— start ENTRIES PROVIDED —
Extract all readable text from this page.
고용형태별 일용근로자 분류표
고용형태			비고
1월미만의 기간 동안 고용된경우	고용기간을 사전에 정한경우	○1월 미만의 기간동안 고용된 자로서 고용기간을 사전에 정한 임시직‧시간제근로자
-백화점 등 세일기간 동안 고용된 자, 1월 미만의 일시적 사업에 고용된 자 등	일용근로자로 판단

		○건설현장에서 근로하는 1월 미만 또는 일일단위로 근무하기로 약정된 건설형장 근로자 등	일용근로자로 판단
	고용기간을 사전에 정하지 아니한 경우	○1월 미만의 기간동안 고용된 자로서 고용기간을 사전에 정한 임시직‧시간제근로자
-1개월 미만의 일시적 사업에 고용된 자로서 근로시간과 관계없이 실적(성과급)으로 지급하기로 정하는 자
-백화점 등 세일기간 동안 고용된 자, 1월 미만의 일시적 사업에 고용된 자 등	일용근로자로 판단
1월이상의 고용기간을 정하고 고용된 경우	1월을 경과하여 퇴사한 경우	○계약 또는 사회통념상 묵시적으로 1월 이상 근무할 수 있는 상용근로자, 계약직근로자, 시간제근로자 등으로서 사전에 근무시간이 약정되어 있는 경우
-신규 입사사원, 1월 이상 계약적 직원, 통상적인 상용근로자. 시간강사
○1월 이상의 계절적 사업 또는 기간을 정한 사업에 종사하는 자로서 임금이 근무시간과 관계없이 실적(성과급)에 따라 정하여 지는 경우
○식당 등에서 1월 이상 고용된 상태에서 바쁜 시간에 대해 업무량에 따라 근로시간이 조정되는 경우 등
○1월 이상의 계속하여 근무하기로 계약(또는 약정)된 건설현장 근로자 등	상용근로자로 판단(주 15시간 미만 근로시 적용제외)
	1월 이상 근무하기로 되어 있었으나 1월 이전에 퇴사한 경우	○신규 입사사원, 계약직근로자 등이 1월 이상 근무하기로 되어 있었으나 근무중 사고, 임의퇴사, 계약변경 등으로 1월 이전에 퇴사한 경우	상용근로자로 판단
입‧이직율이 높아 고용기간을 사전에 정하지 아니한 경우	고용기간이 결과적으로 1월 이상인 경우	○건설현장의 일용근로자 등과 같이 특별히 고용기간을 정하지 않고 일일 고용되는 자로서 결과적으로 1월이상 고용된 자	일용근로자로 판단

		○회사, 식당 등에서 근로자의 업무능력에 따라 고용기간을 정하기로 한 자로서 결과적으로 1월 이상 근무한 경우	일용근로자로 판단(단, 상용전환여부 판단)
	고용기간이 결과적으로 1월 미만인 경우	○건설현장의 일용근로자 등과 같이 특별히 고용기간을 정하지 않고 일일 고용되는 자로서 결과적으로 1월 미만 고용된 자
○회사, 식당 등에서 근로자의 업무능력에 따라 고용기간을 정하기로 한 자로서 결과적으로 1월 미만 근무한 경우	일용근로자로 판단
— end ENTRIES PROVIDED —
Reproduce the material above, every line of it, exactly.

Extract all readable text from this page.
고용형태별 일용근로자 분류표
고용형태			비고
1월미만의 기간 동안 고용된경우	고용기간을 사전에 정한경우	○1월 미만의 기간동안 고용된 자로서 고용기간을 사전에 정한 임시직‧시간제근로자
-백화점 등 세일기간 동안 고용된 자, 1월 미만의 일시적 사업에 고용된 자 등	일용근로자로 판단

		○건설현장에서 근로하는 1월 미만 또는 일일단위로 근무하기로 약정된 건설형장 근로자 등	일용근로자로 판단
	고용기간을 사전에 정하지 아니한 경우	○1월 미만의 기간동안 고용된 자로서 고용기간을 사전에 정한 임시직‧시간제근로자
-1개월 미만의 일시적 사업에 고용된 자로서 근로시간과 관계없이 실적(성과급)으로 지급하기로 정하는 자
-백화점 등 세일기간 동안 고용된 자, 1월 미만의 일시적 사업에 고용된 자 등	일용근로자로 판단
1월이상의 고용기간을 정하고 고용된 경우	1월을 경과하여 퇴사한 경우	○계약 또는 사회통념상 묵시적으로 1월 이상 근무할 수 있는 상용근로자, 계약직근로자, 시간제근로자 등으로서 사전에 근무시간이 약정되어 있는 경우
-신규 입사사원, 1월 이상 계약적 직원, 통상적인 상용근로자. 시간강사
○1월 이상의 계절적 사업 또는 기간을 정한 사업에 종사하는 자로서 임금이 근무시간과 관계없이 실적(성과급)에 따라 정하여 지는 경우
○식당 등에서 1월 이상 고용된 상태에서 바쁜 시간에 대해 업무량에 따라 근로시간이 조정되는 경우 등
○1월 이상의 계속하여 근무하기로 계약(또는 약정)된 건설현장 근로자 등	상용근로자로 판단(주 15시간 미만 근로시 적용제외)
	1월 이상 근무하기로 되어 있었으나 1월 이전에 퇴사한 경우	○신규 입사사원, 계약직근로자 등이 1월 이상 근무하기로 되어 있었으나 근무중 사고, 임의퇴사, 계약변경 등으로 1월 이전에 퇴사한 경우	상용근로자로 판단
입‧이직율이 높아 고용기간을 사전에 정하지 아니한 경우	고용기간이 결과적으로 1월 이상인 경우	○건설현장의 일용근로자 등과 같이 특별히 고용기간을 정하지 않고 일일 고용되는 자로서 결과적으로 1월이상 고용된 자	일용근로자로 판단

		○회사, 식당 등에서 근로자의 업무능력에 따라 고용기간을 정하기로 한 자로서 결과적으로 1월 이상 근무한 경우	일용근로자로 판단(단, 상용전환여부 판단)
	고용기간이 결과적으로 1월 미만인 경우	○건설현장의 일용근로자 등과 같이 특별히 고용기간을 정하지 않고 일일 고용되는 자로서 결과적으로 1월 미만 고용된 자
○회사, 식당 등에서 근로자의 업무능력에 따라 고용기간을 정하기로 한 자로서 결과적으로 1월 미만 근무한 경우	일용근로자로 판단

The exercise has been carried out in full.